## Start Data section
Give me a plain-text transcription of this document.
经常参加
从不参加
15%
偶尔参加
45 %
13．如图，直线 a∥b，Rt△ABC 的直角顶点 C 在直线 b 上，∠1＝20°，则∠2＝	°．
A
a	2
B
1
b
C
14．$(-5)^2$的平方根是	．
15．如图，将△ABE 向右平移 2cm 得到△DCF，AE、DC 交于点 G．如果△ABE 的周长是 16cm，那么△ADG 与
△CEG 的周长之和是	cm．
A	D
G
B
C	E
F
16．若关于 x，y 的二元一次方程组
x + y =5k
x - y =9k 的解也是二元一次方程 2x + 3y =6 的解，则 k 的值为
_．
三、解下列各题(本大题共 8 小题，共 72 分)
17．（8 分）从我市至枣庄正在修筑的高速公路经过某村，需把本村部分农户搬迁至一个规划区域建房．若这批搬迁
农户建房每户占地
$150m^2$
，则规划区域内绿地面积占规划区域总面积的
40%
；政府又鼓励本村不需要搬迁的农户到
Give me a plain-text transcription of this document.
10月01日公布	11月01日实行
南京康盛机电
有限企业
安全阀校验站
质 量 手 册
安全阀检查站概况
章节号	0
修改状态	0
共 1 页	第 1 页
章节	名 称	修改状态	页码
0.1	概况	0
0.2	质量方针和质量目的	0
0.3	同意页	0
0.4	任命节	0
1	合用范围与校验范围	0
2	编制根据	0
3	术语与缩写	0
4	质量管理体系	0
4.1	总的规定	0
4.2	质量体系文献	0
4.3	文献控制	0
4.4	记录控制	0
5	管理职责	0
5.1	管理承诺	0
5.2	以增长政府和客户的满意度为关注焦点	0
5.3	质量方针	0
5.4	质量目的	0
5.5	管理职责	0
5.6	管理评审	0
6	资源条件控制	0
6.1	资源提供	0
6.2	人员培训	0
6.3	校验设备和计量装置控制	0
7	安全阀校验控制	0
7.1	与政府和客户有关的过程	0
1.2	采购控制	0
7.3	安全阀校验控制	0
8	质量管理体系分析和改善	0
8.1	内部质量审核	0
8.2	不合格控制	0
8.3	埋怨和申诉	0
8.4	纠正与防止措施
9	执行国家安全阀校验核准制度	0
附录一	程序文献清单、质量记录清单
## End Data section
What needs to be done: Take the data above and return it exactly.

Finished task:
Give me a plain-text transcription of this document.
经常参加
从不参加
15%
偶尔参加
45 %
13．如图，直线 a∥b，Rt△ABC 的直角顶点 C 在直线 b 上，∠1＝20°，则∠2＝	°．
A
a	2
B
1
b
C
14．$(-5)^2$的平方根是	．
15．如图，将△ABE 向右平移 2cm 得到△DCF，AE、DC 交于点 G．如果△ABE 的周长是 16cm，那么△ADG 与
△CEG 的周长之和是	cm．
A	D
G
B
C	E
F
16．若关于 x，y 的二元一次方程组
x + y =5k
x - y =9k 的解也是二元一次方程 2x + 3y =6 的解，则 k 的值为
_．
三、解下列各题(本大题共 8 小题，共 72 分)
17．（8 分）从我市至枣庄正在修筑的高速公路经过某村，需把本村部分农户搬迁至一个规划区域建房．若这批搬迁
农户建房每户占地
$150m^2$
，则规划区域内绿地面积占规划区域总面积的
40%
；政府又鼓励本村不需要搬迁的农户到
Give me a plain-text transcription of this document.
10月01日公布	11月01日实行
南京康盛机电
有限企业
安全阀校验站
质 量 手 册
安全阀检查站概况
章节号	0
修改状态	0
共 1 页	第 1 页
章节	名 称	修改状态	页码
0.1	概况	0
0.2	质量方针和质量目的	0
0.3	同意页	0
0.4	任命节	0
1	合用范围与校验范围	0
2	编制根据	0
3	术语与缩写	0
4	质量管理体系	0
4.1	总的规定	0
4.2	质量体系文献	0
4.3	文献控制	0
4.4	记录控制	0
5	管理职责	0
5.1	管理承诺	0
5.2	以增长政府和客户的满意度为关注焦点	0
5.3	质量方针	0
5.4	质量目的	0
5.5	管理职责	0
5.6	管理评审	0
6	资源条件控制	0
6.1	资源提供	0
6.2	人员培训	0
6.3	校验设备和计量装置控制	0
7	安全阀校验控制	0
7.1	与政府和客户有关的过程	0
1.2	采购控制	0
7.3	安全阀校验控制	0
8	质量管理体系分析和改善	0
8.1	内部质量审核	0
8.2	不合格控制	0
8.3	埋怨和申诉	0
8.4	纠正与防止措施
9	执行国家安全阀校验核准制度	0
附录一	程序文献清单、质量记录清单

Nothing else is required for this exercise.